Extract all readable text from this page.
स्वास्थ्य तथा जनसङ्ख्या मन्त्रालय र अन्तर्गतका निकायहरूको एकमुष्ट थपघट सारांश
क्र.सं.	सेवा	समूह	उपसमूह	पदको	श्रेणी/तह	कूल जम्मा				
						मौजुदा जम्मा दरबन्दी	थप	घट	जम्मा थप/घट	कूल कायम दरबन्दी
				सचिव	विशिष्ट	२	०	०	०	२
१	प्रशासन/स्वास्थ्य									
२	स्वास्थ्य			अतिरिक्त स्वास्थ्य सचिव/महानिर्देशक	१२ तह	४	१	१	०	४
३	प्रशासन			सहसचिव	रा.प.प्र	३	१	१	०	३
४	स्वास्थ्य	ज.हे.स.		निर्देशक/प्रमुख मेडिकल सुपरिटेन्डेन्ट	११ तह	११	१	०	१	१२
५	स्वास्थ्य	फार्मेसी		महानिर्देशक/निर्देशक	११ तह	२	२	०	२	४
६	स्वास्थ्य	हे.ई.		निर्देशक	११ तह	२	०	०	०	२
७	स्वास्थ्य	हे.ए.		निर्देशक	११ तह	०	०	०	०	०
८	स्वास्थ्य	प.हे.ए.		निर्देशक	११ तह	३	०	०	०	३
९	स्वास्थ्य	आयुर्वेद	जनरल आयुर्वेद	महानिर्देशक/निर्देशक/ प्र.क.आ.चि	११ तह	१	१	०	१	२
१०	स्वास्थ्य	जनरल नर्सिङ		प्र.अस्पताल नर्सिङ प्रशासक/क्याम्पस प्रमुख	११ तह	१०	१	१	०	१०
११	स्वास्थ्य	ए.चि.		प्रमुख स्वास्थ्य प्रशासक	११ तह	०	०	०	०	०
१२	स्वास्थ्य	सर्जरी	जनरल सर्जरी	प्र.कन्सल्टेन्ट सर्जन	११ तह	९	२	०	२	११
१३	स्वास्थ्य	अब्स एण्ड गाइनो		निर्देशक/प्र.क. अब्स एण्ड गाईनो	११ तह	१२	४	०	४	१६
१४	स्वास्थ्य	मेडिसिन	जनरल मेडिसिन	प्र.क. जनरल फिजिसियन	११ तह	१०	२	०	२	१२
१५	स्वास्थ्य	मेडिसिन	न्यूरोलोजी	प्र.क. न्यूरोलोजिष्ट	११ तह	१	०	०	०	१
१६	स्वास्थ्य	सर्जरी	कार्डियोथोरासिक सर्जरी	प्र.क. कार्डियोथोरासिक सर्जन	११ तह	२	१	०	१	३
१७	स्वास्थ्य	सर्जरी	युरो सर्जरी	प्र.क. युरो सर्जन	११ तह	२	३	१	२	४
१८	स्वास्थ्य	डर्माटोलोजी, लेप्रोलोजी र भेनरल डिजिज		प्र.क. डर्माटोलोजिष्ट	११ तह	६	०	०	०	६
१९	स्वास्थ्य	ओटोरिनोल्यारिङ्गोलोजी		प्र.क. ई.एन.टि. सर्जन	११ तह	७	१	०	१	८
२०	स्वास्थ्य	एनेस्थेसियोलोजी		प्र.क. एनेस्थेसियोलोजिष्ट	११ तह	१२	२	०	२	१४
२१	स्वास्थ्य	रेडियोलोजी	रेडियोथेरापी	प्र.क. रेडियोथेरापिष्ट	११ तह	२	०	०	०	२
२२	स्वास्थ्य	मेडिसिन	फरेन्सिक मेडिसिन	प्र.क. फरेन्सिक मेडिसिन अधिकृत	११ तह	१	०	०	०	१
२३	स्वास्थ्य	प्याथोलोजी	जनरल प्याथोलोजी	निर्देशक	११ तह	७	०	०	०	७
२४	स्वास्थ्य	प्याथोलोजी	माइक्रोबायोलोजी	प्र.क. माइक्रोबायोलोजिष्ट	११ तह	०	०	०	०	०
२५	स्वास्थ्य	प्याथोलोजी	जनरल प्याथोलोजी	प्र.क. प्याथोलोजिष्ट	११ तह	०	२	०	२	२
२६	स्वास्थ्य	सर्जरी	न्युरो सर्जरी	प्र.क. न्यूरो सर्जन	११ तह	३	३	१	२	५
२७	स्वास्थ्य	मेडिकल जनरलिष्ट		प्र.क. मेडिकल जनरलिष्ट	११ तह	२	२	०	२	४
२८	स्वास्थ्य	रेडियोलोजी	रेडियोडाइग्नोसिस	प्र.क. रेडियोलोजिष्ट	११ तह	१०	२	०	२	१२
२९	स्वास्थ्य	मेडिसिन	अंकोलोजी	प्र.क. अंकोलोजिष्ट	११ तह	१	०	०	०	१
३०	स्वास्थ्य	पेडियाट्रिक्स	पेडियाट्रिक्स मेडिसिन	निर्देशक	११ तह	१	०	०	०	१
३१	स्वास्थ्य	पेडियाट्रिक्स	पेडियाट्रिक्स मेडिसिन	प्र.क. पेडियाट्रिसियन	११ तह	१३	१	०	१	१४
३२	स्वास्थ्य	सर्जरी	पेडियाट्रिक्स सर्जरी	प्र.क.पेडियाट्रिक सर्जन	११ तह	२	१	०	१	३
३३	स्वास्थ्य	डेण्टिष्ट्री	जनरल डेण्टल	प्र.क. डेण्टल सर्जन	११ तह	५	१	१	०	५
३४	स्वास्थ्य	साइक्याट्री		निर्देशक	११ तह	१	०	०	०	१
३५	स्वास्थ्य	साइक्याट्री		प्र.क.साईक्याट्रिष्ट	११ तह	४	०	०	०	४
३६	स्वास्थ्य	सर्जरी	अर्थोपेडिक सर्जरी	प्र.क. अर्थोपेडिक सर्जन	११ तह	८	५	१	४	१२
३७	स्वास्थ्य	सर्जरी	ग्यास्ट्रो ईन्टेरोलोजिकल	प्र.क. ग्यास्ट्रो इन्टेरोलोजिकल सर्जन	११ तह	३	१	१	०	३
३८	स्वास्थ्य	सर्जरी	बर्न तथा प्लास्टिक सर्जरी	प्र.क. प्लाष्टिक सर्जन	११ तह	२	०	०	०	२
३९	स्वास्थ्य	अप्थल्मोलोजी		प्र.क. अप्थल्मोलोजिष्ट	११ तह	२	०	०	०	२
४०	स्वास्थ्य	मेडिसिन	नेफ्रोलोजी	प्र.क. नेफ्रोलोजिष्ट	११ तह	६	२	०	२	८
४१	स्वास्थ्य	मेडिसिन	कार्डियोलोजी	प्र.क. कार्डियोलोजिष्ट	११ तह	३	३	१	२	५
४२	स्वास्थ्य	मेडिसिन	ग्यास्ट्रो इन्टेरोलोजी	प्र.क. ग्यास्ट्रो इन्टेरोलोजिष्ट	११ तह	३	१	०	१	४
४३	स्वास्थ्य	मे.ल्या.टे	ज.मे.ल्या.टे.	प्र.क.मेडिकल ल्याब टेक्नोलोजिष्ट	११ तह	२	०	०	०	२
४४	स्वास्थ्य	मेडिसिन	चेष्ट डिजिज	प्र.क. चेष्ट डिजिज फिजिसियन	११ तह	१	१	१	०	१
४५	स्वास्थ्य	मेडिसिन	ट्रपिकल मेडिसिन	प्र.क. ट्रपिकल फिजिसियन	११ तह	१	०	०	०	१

● ● ●

> **REQUEST**
Write out all the records above again, exactly as they stand.

> **TASK RESPONSE**
Extract all readable text from this page.
स्वास्थ्य तथा जनसङ्ख्या मन्त्रालय र अन्तर्गतका निकायहरूको एकमुष्ट थपघट सारांश
क्र.सं.	सेवा	समूह	उपसमूह	पदको	श्रेणी/तह	कूल जम्मा				
						मौजुदा जम्मा दरबन्दी	थप	घट	जम्मा थप/घट	कूल कायम दरबन्दी
				सचिव	विशिष्ट	२	०	०	०	२
१	प्रशासन/स्वास्थ्य									
२	स्वास्थ्य			अतिरिक्त स्वास्थ्य सचिव/महानिर्देशक	१२ तह	४	१	१	०	४
३	प्रशासन			सहसचिव	रा.प.प्र	३	१	१	०	३
४	स्वास्थ्य	ज.हे.स.		निर्देशक/प्रमुख मेडिकल सुपरिटेन्डेन्ट	११ तह	११	१	०	१	१२
५	स्वास्थ्य	फार्मेसी		महानिर्देशक/निर्देशक	११ तह	२	२	०	२	४
६	स्वास्थ्य	हे.ई.		निर्देशक	११ तह	२	०	०	०	२
७	स्वास्थ्य	हे.ए.		निर्देशक	११ तह	०	०	०	०	०
८	स्वास्थ्य	प.हे.ए.		निर्देशक	११ तह	३	०	०	०	३
९	स्वास्थ्य	आयुर्वेद	जनरल आयुर्वेद	महानिर्देशक/निर्देशक/ प्र.क.आ.चि	११ तह	१	१	०	१	२
१०	स्वास्थ्य	जनरल नर्सिङ		प्र.अस्पताल नर्सिङ प्रशासक/क्याम्पस प्रमुख	११ तह	१०	१	१	०	१०
११	स्वास्थ्य	ए.चि.		प्रमुख स्वास्थ्य प्रशासक	११ तह	०	०	०	०	०
१२	स्वास्थ्य	सर्जरी	जनरल सर्जरी	प्र.कन्सल्टेन्ट सर्जन	११ तह	९	२	०	२	११
१३	स्वास्थ्य	अब्स एण्ड गाइनो		निर्देशक/प्र.क. अब्स एण्ड गाईनो	११ तह	१२	४	०	४	१६
१४	स्वास्थ्य	मेडिसिन	जनरल मेडिसिन	प्र.क. जनरल फिजिसियन	११ तह	१०	२	०	२	१२
१५	स्वास्थ्य	मेडिसिन	न्यूरोलोजी	प्र.क. न्यूरोलोजिष्ट	११ तह	१	०	०	०	१
१६	स्वास्थ्य	सर्जरी	कार्डियोथोरासिक सर्जरी	प्र.क. कार्डियोथोरासिक सर्जन	११ तह	२	१	०	१	३
१७	स्वास्थ्य	सर्जरी	युरो सर्जरी	प्र.क. युरो सर्जन	११ तह	२	३	१	२	४
१८	स्वास्थ्य	डर्माटोलोजी, लेप्रोलोजी र भेनरल डिजिज		प्र.क. डर्माटोलोजिष्ट	११ तह	६	०	०	०	६
१९	स्वास्थ्य	ओटोरिनोल्यारिङ्गोलोजी		प्र.क. ई.एन.टि. सर्जन	११ तह	७	१	०	१	८
२०	स्वास्थ्य	एनेस्थेसियोलोजी		प्र.क. एनेस्थेसियोलोजिष्ट	११ तह	१२	२	०	२	१४
२१	स्वास्थ्य	रेडियोलोजी	रेडियोथेरापी	प्र.क. रेडियोथेरापिष्ट	११ तह	२	०	०	०	२
२२	स्वास्थ्य	मेडिसिन	फरेन्सिक मेडिसिन	प्र.क. फरेन्सिक मेडिसिन अधिकृत	११ तह	१	०	०	०	१
२३	स्वास्थ्य	प्याथोलोजी	जनरल प्याथोलोजी	निर्देशक	११ तह	७	०	०	०	७
२४	स्वास्थ्य	प्याथोलोजी	माइक्रोबायोलोजी	प्र.क. माइक्रोबायोलोजिष्ट	११ तह	०	०	०	०	०
२५	स्वास्थ्य	प्याथोलोजी	जनरल प्याथोलोजी	प्र.क. प्याथोलोजिष्ट	११ तह	०	२	०	२	२
२६	स्वास्थ्य	सर्जरी	न्युरो सर्जरी	प्र.क. न्यूरो सर्जन	११ तह	३	३	१	२	५
२७	स्वास्थ्य	मेडिकल जनरलिष्ट		प्र.क. मेडिकल जनरलिष्ट	११ तह	२	२	०	२	४
२८	स्वास्थ्य	रेडियोलोजी	रेडियोडाइग्नोसिस	प्र.क. रेडियोलोजिष्ट	११ तह	१०	२	०	२	१२
२९	स्वास्थ्य	मेडिसिन	अंकोलोजी	प्र.क. अंकोलोजिष्ट	११ तह	१	०	०	०	१
३०	स्वास्थ्य	पेडियाट्रिक्स	पेडियाट्रिक्स मेडिसिन	निर्देशक	११ तह	१	०	०	०	१
३१	स्वास्थ्य	पेडियाट्रिक्स	पेडियाट्रिक्स मेडिसिन	प्र.क. पेडियाट्रिसियन	११ तह	१३	१	०	१	१४
३२	स्वास्थ्य	सर्जरी	पेडियाट्रिक्स सर्जरी	प्र.क.पेडियाट्रिक सर्जन	११ तह	२	१	०	१	३
३३	स्वास्थ्य	डेण्टिष्ट्री	जनरल डेण्टल	प्र.क. डेण्टल सर्जन	११ तह	५	१	१	०	५
३४	स्वास्थ्य	साइक्याट्री		निर्देशक	११ तह	१	०	०	०	१
३५	स्वास्थ्य	साइक्याट्री		प्र.क.साईक्याट्रिष्ट	११ तह	४	०	०	०	४
३६	स्वास्थ्य	सर्जरी	अर्थोपेडिक सर्जरी	प्र.क. अर्थोपेडिक सर्जन	११ तह	८	५	१	४	१२
३७	स्वास्थ्य	सर्जरी	ग्यास्ट्रो ईन्टेरोलोजिकल	प्र.क. ग्यास्ट्रो इन्टेरोलोजिकल सर्जन	११ तह	३	१	१	०	३
३८	स्वास्थ्य	सर्जरी	बर्न तथा प्लास्टिक सर्जरी	प्र.क. प्लाष्टिक सर्जन	११ तह	२	०	०	०	२
३९	स्वास्थ्य	अप्थल्मोलोजी		प्र.क. अप्थल्मोलोजिष्ट	११ तह	२	०	०	०	२
४०	स्वास्थ्य	मेडिसिन	नेफ्रोलोजी	प्र.क. नेफ्रोलोजिष्ट	११ तह	६	२	०	२	८
४१	स्वास्थ्य	मेडिसिन	कार्डियोलोजी	प्र.क. कार्डियोलोजिष्ट	११ तह	३	३	१	२	५
४२	स्वास्थ्य	मेडिसिन	ग्यास्ट्रो इन्टेरोलोजी	प्र.क. ग्यास्ट्रो इन्टेरोलोजिष्ट	११ तह	३	१	०	१	४
४३	स्वास्थ्य	मे.ल्या.टे	ज.मे.ल्या.टे.	प्र.क.मेडिकल ल्याब टेक्नोलोजिष्ट	११ तह	२	०	०	०	२
४४	स्वास्थ्य	मेडिसिन	चेष्ट डिजिज	प्र.क. चेष्ट डिजिज फिजिसियन	११ तह	१	१	१	०	१
४५	स्वास्थ्य	मेडिसिन	ट्रपिकल मेडिसिन	प्र.क. ट्रपिकल फिजिसियन	११ तह	१	०	०	०	१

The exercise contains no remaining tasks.